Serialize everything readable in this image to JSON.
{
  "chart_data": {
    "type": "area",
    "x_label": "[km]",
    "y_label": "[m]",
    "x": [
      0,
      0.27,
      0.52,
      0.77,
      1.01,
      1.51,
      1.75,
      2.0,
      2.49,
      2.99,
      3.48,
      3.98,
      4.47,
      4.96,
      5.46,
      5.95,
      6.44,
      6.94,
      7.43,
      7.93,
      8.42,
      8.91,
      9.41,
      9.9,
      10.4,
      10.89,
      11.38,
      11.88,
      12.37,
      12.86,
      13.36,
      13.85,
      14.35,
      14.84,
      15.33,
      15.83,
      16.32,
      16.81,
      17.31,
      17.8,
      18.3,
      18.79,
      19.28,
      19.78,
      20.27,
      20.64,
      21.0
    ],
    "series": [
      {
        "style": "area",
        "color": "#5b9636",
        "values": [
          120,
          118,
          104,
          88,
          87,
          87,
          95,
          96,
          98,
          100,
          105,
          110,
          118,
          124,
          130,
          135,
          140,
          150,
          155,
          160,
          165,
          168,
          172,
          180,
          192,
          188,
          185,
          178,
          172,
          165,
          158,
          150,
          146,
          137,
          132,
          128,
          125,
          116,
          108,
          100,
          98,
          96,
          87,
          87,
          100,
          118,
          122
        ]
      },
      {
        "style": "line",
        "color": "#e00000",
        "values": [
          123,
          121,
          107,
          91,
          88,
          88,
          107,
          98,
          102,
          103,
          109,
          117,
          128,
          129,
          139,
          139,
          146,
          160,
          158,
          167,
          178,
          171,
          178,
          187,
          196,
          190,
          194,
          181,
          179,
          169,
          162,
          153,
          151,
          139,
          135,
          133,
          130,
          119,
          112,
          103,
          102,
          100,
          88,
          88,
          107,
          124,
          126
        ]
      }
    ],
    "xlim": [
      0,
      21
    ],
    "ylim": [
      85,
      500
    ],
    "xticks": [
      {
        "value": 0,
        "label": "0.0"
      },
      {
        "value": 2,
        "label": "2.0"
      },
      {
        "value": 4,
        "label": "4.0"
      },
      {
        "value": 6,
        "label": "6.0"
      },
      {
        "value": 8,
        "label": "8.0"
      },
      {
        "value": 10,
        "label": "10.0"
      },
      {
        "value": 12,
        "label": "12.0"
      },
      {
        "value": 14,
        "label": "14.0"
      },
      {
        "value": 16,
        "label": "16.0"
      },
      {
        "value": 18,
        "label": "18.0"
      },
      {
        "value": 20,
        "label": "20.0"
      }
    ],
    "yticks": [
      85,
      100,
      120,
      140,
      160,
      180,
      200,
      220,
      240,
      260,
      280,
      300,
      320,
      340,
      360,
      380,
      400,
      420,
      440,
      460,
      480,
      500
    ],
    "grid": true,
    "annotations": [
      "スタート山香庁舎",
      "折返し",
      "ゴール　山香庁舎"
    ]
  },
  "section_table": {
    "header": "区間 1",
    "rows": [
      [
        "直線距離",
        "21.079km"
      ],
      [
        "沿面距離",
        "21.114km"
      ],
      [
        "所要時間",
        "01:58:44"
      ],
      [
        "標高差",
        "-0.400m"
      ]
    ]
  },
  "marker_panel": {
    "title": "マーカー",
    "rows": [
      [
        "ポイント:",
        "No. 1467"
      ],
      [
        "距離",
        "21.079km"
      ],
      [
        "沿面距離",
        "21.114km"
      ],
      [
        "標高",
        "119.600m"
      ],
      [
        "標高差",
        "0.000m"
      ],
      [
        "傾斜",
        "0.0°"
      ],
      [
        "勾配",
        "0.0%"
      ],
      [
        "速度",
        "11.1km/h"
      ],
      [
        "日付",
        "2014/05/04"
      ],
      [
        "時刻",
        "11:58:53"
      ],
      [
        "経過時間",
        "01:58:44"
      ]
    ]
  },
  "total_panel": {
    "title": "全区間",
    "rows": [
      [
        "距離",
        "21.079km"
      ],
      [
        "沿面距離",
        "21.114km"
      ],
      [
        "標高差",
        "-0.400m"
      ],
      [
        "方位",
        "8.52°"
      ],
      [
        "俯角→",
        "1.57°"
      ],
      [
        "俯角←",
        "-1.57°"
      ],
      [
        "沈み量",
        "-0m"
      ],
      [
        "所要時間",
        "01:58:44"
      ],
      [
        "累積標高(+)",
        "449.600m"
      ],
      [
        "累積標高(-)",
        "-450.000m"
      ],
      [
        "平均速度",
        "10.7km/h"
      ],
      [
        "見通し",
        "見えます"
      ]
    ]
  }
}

+ + + + +

Each line of the material should be echoed exactly.

* Response to this task:
Serialize everything readable in this image to JSON.
{
  "chart_data": {
    "type": "area",
    "x_label": "[km]",
    "y_label": "[m]",
    "x": [
      0,
      0.27,
      0.52,
      0.77,
      1.01,
      1.51,
      1.75,
      2.0,
      2.49,
      2.99,
      3.48,
      3.98,
      4.47,
      4.96,
      5.46,
      5.95,
      6.44,
      6.94,
      7.43,
      7.93,
      8.42,
      8.91,
      9.41,
      9.9,
      10.4,
      10.89,
      11.38,
      11.88,
      12.37,
      12.86,
      13.36,
      13.85,
      14.35,
      14.84,
      15.33,
      15.83,
      16.32,
      16.81,
      17.31,
      17.8,
      18.3,
      18.79,
      19.28,
      19.78,
      20.27,
      20.64,
      21.0
    ],
    "series": [
      {
        "style": "area",
        "color": "#5b9636",
        "values": [
          120,
          118,
          104,
          88,
          87,
          87,
          95,
          96,
          98,
          100,
          105,
          110,
          118,
          124,
          130,
          135,
          140,
          150,
          155,
          160,
          165,
          168,
          172,
          180,
          192,
          188,
          185,
          178,
          172,
          165,
          158,
          150,
          146,
          137,
          132,
          128,
          125,
          116,
          108,
          100,
          98,
          96,
          87,
          87,
          100,
          118,
          122
        ]
      },
      {
        "style": "line",
        "color": "#e00000",
        "values": [
          123,
          121,
          107,
          91,
          88,
          88,
          107,
          98,
          102,
          103,
          109,
          117,
          128,
          129,
          139,
          139,
          146,
          160,
          158,
          167,
          178,
          171,
          178,
          187,
          196,
          190,
          194,
          181,
          179,
          169,
          162,
          153,
          151,
          139,
          135,
          133,
          130,
          119,
          112,
          103,
          102,
          100,
          88,
          88,
          107,
          124,
          126
        ]
      }
    ],
    "xlim": [
      0,
      21
    ],
    "ylim": [
      85,
      500
    ],
    "xticks": [
      {
        "value": 0,
        "label": "0.0"
      },
      {
        "value": 2,
        "label": "2.0"
      },
      {
        "value": 4,
        "label": "4.0"
      },
      {
        "value": 6,
        "label": "6.0"
      },
      {
        "value": 8,
        "label": "8.0"
      },
      {
        "value": 10,
        "label": "10.0"
      },
      {
        "value": 12,
        "label": "12.0"
      },
      {
        "value": 14,
        "label": "14.0"
      },
      {
        "value": 16,
        "label": "16.0"
      },
      {
        "value": 18,
        "label": "18.0"
      },
      {
        "value": 20,
        "label": "20.0"
      }
    ],
    "yticks": [
      85,
      100,
      120,
      140,
      160,
      180,
      200,
      220,
      240,
      260,
      280,
      300,
      320,
      340,
      360,
      380,
      400,
      420,
      440,
      460,
      480,
      500
    ],
    "grid": true,
    "annotations": [
      "スタート山香庁舎",
      "折返し",
      "ゴール　山香庁舎"
    ]
  },
  "section_table": {
    "header": "区間 1",
    "rows": [
      [
        "直線距離",
        "21.079km"
      ],
      [
        "沿面距離",
        "21.114km"
      ],
      [
        "所要時間",
        "01:58:44"
      ],
      [
        "標高差",
        "-0.400m"
      ]
    ]
  },
  "marker_panel": {
    "title": "マーカー",
    "rows": [
      [
        "ポイント:",
        "No. 1467"
      ],
      [
        "距離",
        "21.079km"
      ],
      [
        "沿面距離",
        "21.114km"
      ],
      [
        "標高",
        "119.600m"
      ],
      [
        "標高差",
        "0.000m"
      ],
      [
        "傾斜",
        "0.0°"
      ],
      [
        "勾配",
        "0.0%"
      ],
      [
        "速度",
        "11.1km/h"
      ],
      [
        "日付",
        "2014/05/04"
      ],
      [
        "時刻",
        "11:58:53"
      ],
      [
        "経過時間",
        "01:58:44"
      ]
    ]
  },
  "total_panel": {
    "title": "全区間",
    "rows": [
      [
        "距離",
        "21.079km"
      ],
      [
        "沿面距離",
        "21.114km"
      ],
      [
        "標高差",
        "-0.400m"
      ],
      [
        "方位",
        "8.52°"
      ],
      [
        "俯角→",
        "1.57°"
      ],
      [
        "俯角←",
        "-1.57°"
      ],
      [
        "沈み量",
        "-0m"
      ],
      [
        "所要時間",
        "01:58:44"
      ],
      [
        "累積標高(+)",
        "449.600m"
      ],
      [
        "累積標高(-)",
        "-450.000m"
      ],
      [
        "平均速度",
        "10.7km/h"
      ],
      [
        "見通し",
        "見えます"
      ]
    ]
  }
}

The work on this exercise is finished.